▶ GIVEN REQUEST: Work out the number of lines containing "FREIGHT". Give that number alone.

▶ STORED ROWS:

______________________________

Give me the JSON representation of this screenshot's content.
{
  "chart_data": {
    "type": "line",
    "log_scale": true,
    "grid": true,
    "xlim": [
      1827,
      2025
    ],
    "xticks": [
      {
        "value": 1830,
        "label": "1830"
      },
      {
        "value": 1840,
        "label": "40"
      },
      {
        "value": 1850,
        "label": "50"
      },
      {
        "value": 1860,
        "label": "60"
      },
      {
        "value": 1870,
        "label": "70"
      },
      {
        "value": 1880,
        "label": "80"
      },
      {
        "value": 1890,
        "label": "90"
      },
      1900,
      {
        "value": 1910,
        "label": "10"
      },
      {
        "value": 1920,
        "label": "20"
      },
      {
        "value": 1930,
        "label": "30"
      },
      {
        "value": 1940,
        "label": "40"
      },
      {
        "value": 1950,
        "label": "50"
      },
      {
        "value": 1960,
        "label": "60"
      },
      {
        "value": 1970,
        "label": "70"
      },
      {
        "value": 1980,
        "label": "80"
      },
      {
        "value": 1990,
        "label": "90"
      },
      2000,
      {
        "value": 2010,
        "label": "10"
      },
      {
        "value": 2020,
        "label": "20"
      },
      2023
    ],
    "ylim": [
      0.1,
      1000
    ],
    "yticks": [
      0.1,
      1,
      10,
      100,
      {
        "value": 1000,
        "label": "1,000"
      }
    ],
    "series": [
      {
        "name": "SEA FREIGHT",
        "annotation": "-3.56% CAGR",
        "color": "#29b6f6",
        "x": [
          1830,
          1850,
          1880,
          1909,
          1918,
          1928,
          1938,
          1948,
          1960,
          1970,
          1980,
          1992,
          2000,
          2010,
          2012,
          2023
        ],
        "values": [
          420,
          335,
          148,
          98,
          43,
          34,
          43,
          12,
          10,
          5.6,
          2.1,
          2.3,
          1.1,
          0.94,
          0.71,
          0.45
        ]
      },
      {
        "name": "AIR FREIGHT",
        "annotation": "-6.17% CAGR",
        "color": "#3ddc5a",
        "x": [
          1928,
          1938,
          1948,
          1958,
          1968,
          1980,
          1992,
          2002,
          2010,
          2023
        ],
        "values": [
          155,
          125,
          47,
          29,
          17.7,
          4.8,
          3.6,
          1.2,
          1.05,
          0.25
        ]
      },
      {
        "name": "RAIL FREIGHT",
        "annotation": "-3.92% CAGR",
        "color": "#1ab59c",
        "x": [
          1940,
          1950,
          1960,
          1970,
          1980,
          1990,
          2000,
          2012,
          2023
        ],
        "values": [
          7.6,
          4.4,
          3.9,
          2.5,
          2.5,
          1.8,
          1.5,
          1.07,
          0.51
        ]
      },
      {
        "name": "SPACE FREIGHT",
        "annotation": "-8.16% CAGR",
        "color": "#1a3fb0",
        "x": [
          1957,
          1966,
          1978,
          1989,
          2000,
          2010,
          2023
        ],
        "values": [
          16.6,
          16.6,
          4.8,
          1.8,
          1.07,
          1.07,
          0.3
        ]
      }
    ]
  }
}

______________________________

▶ RESPONSE TO THE TASK: 4